[START Working data]
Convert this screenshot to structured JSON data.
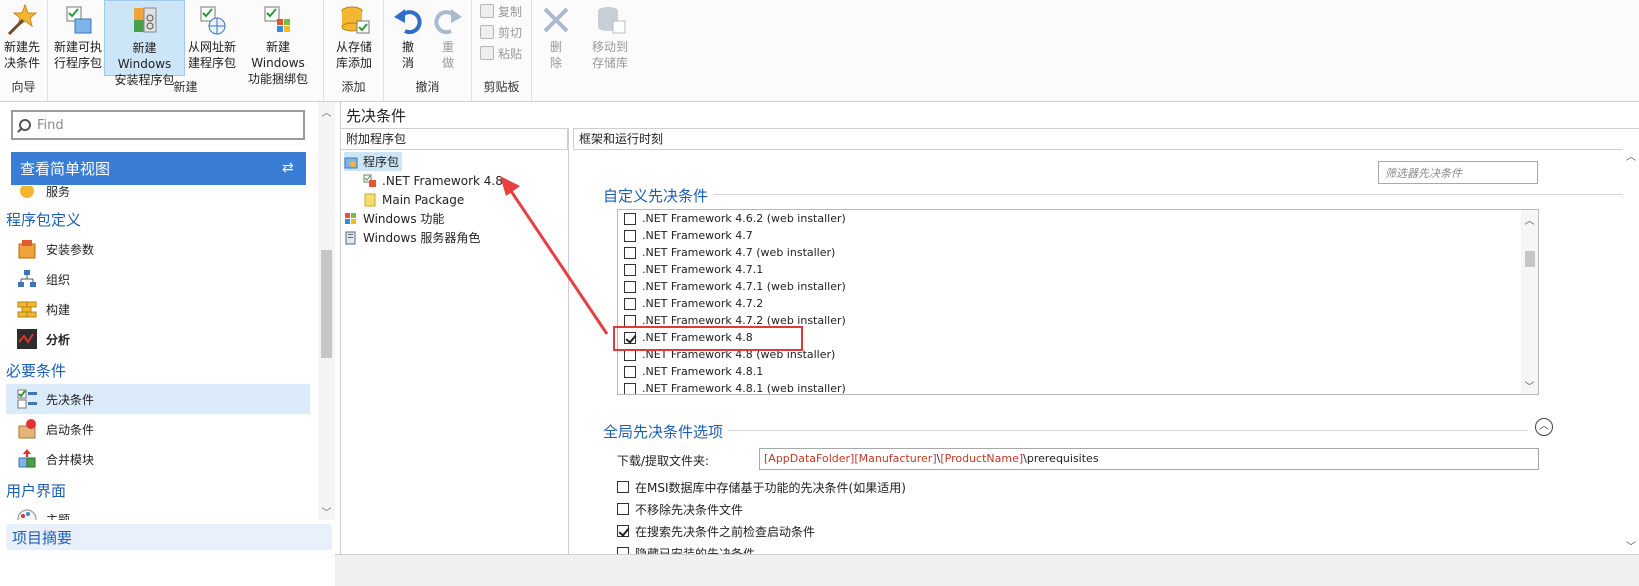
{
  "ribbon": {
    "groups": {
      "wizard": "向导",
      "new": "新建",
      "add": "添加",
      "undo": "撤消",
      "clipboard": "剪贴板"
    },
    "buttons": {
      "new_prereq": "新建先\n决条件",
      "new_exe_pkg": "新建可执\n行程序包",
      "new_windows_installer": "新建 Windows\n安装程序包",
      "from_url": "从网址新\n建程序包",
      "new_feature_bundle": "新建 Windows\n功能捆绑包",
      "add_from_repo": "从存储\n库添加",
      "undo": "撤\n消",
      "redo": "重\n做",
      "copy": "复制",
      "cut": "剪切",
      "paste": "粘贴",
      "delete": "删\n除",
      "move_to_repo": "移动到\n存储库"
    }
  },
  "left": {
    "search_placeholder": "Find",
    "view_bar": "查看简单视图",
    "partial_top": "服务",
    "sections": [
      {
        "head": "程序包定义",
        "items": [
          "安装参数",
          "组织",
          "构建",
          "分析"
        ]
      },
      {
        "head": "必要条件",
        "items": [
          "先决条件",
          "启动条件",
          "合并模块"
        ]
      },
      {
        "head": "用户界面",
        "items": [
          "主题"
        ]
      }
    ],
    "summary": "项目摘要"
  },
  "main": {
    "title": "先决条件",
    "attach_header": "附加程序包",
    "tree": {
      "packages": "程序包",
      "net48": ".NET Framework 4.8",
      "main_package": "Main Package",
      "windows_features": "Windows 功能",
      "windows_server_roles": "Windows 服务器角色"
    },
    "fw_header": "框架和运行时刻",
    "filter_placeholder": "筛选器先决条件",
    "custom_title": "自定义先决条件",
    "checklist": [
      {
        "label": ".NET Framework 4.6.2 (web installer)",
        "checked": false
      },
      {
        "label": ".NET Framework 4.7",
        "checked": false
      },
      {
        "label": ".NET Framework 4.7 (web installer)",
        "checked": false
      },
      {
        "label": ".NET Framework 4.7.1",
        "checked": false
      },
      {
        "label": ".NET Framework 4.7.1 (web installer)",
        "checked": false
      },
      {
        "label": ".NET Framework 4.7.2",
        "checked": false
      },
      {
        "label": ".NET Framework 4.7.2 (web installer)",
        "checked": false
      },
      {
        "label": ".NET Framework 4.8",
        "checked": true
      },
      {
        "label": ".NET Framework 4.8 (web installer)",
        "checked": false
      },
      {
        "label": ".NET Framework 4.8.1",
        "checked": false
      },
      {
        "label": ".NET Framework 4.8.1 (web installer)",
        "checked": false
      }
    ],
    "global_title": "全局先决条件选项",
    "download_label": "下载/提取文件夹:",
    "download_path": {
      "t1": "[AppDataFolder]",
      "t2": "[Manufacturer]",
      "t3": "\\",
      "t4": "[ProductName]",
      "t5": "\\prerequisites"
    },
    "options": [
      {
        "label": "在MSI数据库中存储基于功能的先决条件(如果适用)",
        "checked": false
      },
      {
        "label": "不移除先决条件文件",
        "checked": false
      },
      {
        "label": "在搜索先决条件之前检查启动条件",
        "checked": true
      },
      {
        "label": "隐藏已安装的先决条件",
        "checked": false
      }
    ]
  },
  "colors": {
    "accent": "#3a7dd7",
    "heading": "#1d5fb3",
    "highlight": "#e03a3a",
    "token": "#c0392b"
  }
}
[END Working data]
### Task goal:
Transcribe the listing above verbatim. Omit the pictures.

### Answer to this task:
Convert this screenshot to structured JSON data.
{
  "ribbon": {
    "groups": {
      "wizard": "向导",
      "new": "新建",
      "add": "添加",
      "undo": "撤消",
      "clipboard": "剪贴板"
    },
    "buttons": {
      "new_prereq": "新建先\n决条件",
      "new_exe_pkg": "新建可执\n行程序包",
      "new_windows_installer": "新建 Windows\n安装程序包",
      "from_url": "从网址新\n建程序包",
      "new_feature_bundle": "新建 Windows\n功能捆绑包",
      "add_from_repo": "从存储\n库添加",
      "undo": "撤\n消",
      "redo": "重\n做",
      "copy": "复制",
      "cut": "剪切",
      "paste": "粘贴",
      "delete": "删\n除",
      "move_to_repo": "移动到\n存储库"
    }
  },
  "left": {
    "search_placeholder": "Find",
    "view_bar": "查看简单视图",
    "partial_top": "服务",
    "sections": [
      {
        "head": "程序包定义",
        "items": [
          "安装参数",
          "组织",
          "构建",
          "分析"
        ]
      },
      {
        "head": "必要条件",
        "items": [
          "先决条件",
          "启动条件",
          "合并模块"
        ]
      },
      {
        "head": "用户界面",
        "items": [
          "主题"
        ]
      }
    ],
    "summary": "项目摘要"
  },
  "main": {
    "title": "先决条件",
    "attach_header": "附加程序包",
    "tree": {
      "packages": "程序包",
      "net48": ".NET Framework 4.8",
      "main_package": "Main Package",
      "windows_features": "Windows 功能",
      "windows_server_roles": "Windows 服务器角色"
    },
    "fw_header": "框架和运行时刻",
    "filter_placeholder": "筛选器先决条件",
    "custom_title": "自定义先决条件",
    "checklist": [
      {
        "label": ".NET Framework 4.6.2 (web installer)",
        "checked": false
      },
      {
        "label": ".NET Framework 4.7",
        "checked": false
      },
      {
        "label": ".NET Framework 4.7 (web installer)",
        "checked": false
      },
      {
        "label": ".NET Framework 4.7.1",
        "checked": false
      },
      {
        "label": ".NET Framework 4.7.1 (web installer)",
        "checked": false
      },
      {
        "label": ".NET Framework 4.7.2",
        "checked": false
      },
      {
        "label": ".NET Framework 4.7.2 (web installer)",
        "checked": false
      },
      {
        "label": ".NET Framework 4.8",
        "checked": true
      },
      {
        "label": ".NET Framework 4.8 (web installer)",
        "checked": false
      },
      {
        "label": ".NET Framework 4.8.1",
        "checked": false
      },
      {
        "label": ".NET Framework 4.8.1 (web installer)",
        "checked": false
      }
    ],
    "global_title": "全局先决条件选项",
    "download_label": "下载/提取文件夹:",
    "download_path": {
      "t1": "[AppDataFolder]",
      "t2": "[Manufacturer]",
      "t3": "\\",
      "t4": "[ProductName]",
      "t5": "\\prerequisites"
    },
    "options": [
      {
        "label": "在MSI数据库中存储基于功能的先决条件(如果适用)",
        "checked": false
      },
      {
        "label": "不移除先决条件文件",
        "checked": false
      },
      {
        "label": "在搜索先决条件之前检查启动条件",
        "checked": true
      },
      {
        "label": "隐藏已安装的先决条件",
        "checked": false
      }
    ]
  },
  "colors": {
    "accent": "#3a7dd7",
    "heading": "#1d5fb3",
    "highlight": "#e03a3a",
    "token": "#c0392b"
  }
}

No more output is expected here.